● **GIVEN INSTRUCTION**
Where a line in the listing below contains the word "dans", copy that line.
>> start MATERIAL FOR THIS EXERCISE
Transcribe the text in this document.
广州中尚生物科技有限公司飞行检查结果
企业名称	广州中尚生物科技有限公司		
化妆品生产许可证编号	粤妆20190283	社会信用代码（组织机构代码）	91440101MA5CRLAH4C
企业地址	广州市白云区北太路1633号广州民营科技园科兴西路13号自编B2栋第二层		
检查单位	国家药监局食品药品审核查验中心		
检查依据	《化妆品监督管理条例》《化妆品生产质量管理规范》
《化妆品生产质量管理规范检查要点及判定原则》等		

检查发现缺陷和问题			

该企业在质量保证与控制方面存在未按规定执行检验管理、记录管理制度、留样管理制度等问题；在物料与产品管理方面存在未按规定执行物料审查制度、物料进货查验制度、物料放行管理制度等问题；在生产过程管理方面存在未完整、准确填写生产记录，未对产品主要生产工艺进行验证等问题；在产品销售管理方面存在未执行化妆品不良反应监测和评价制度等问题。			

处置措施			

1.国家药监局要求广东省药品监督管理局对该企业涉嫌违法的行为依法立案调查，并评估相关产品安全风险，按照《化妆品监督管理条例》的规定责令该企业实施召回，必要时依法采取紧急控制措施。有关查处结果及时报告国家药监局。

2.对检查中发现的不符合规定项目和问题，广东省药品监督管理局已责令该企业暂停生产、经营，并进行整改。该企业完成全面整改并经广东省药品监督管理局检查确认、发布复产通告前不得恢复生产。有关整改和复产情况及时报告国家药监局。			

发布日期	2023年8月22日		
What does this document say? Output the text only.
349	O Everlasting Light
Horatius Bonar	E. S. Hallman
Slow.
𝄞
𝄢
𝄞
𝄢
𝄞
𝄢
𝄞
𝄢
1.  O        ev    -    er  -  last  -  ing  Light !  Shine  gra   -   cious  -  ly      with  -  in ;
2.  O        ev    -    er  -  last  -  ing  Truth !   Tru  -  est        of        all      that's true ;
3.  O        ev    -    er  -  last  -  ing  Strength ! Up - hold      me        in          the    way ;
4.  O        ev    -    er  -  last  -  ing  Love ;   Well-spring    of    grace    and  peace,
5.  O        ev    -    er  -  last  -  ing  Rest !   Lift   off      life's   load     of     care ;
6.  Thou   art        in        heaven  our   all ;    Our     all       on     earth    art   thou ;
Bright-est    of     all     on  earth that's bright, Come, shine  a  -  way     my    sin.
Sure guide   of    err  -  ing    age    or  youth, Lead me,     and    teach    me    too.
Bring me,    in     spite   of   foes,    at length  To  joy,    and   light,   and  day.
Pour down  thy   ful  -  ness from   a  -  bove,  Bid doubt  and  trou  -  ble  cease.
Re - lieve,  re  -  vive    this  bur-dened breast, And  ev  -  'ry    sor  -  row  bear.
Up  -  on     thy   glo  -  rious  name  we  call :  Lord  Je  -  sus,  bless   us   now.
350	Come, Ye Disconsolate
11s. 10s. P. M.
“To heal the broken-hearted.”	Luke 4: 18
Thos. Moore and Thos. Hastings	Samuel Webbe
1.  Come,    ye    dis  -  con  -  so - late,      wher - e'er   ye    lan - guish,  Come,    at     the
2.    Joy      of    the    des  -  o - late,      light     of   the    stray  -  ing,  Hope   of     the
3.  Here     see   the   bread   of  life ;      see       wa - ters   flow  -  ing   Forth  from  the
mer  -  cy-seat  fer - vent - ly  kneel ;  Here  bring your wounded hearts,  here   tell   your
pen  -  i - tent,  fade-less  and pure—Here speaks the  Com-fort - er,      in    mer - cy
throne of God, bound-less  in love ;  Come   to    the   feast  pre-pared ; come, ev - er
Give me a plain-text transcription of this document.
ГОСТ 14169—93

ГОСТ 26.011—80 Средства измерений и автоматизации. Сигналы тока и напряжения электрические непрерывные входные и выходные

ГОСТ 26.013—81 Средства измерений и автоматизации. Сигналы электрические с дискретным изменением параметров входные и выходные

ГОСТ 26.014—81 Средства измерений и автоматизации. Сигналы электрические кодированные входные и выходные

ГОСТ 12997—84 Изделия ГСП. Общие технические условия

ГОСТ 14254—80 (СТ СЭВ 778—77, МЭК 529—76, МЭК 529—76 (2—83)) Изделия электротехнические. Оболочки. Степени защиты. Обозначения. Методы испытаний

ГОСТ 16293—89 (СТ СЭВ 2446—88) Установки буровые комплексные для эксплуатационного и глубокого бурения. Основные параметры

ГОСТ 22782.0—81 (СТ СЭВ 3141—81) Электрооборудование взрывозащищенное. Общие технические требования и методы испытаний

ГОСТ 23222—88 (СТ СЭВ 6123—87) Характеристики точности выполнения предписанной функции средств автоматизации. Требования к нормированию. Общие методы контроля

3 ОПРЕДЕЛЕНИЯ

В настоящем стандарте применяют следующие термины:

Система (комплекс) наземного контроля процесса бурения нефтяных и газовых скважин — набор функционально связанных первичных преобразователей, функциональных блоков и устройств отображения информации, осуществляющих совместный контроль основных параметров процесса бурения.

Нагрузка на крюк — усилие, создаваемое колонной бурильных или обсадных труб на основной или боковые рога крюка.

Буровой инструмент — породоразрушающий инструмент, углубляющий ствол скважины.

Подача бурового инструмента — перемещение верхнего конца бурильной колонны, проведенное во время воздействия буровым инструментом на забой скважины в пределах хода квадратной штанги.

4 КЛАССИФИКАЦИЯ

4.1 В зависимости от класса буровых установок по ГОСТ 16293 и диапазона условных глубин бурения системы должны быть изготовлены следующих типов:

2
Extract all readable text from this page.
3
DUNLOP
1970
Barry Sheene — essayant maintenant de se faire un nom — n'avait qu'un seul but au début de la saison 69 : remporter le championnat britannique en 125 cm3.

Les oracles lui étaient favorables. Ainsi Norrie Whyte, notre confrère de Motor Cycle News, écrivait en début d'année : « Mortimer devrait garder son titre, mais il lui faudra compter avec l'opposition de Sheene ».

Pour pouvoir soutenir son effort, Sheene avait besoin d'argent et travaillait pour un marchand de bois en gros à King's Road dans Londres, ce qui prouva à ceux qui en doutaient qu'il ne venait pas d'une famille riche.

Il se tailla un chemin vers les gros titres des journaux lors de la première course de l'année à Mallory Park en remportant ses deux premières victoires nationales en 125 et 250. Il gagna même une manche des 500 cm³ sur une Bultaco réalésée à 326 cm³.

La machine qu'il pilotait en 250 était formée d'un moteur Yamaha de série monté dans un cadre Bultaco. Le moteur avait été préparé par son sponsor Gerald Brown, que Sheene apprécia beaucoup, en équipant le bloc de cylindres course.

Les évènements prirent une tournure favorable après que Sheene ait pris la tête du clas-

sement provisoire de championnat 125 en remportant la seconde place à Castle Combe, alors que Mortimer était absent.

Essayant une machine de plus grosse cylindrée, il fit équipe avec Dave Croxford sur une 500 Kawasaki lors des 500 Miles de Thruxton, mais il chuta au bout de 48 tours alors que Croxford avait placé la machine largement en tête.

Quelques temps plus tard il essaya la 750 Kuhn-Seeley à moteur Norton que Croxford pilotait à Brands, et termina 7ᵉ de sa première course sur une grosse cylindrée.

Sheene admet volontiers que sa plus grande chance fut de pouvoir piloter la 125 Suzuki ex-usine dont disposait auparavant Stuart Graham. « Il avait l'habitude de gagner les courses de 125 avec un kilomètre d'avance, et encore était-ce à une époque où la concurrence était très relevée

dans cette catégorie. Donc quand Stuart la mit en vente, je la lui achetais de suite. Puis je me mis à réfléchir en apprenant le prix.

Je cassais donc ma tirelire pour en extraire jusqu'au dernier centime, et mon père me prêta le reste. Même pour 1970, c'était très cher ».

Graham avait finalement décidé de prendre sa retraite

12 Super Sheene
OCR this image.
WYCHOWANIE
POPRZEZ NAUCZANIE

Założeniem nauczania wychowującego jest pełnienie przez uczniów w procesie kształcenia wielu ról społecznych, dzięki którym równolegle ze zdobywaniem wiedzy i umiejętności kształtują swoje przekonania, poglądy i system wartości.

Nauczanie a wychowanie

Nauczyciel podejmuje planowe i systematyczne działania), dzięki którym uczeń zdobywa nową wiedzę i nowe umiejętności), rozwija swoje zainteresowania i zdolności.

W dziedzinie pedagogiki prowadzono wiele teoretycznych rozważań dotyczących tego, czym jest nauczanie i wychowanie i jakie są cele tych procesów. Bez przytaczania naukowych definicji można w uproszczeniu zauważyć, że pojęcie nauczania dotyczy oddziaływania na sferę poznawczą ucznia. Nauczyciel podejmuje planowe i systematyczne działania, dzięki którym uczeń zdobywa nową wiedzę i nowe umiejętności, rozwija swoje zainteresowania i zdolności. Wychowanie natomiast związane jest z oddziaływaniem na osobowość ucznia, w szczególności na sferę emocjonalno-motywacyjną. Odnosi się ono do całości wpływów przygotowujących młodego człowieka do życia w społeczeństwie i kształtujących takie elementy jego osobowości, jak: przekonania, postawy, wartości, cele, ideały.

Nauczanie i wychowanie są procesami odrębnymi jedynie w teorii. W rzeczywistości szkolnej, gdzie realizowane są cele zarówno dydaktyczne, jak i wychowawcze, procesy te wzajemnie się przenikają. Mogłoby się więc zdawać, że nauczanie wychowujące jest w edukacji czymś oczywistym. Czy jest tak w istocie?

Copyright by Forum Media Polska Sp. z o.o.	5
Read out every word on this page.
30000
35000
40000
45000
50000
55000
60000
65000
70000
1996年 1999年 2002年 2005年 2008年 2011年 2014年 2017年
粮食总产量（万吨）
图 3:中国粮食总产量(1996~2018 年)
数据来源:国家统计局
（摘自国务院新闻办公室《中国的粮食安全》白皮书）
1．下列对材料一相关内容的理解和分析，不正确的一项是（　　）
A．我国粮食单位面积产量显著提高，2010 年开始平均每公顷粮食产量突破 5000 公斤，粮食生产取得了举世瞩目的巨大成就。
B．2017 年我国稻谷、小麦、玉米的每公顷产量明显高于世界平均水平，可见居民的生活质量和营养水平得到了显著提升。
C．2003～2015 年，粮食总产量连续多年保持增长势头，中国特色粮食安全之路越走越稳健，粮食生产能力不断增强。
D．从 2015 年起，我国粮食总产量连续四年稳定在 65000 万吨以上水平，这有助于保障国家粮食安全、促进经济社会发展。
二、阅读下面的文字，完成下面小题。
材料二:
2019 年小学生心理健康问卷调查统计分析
>> end MATERIAL FOR THIS EXERCISE
● **FINAL RESULT**
Pour pouvoir soutenir son effort, Sheene avait besoin d'argent et travaillait pour un marchand de bois en gros à King's Road dans Londres, ce qui prouva à ceux qui en doutaient qu'il ne venait pas d'une famille riche.
La machine qu'il pilotait en 250 était formée d'un moteur Yamaha de série monté dans un cadre Bultaco. Le moteur avait été préparé par son sponsor Gerald Brown, que Sheene apprécia beaucoup, en équipant le bloc de cylindres course.
dans cette catégorie. Donc quand Stuart la mit en vente, je la lui achetais de suite. Puis je me mis à réfléchir en apprenant le prix.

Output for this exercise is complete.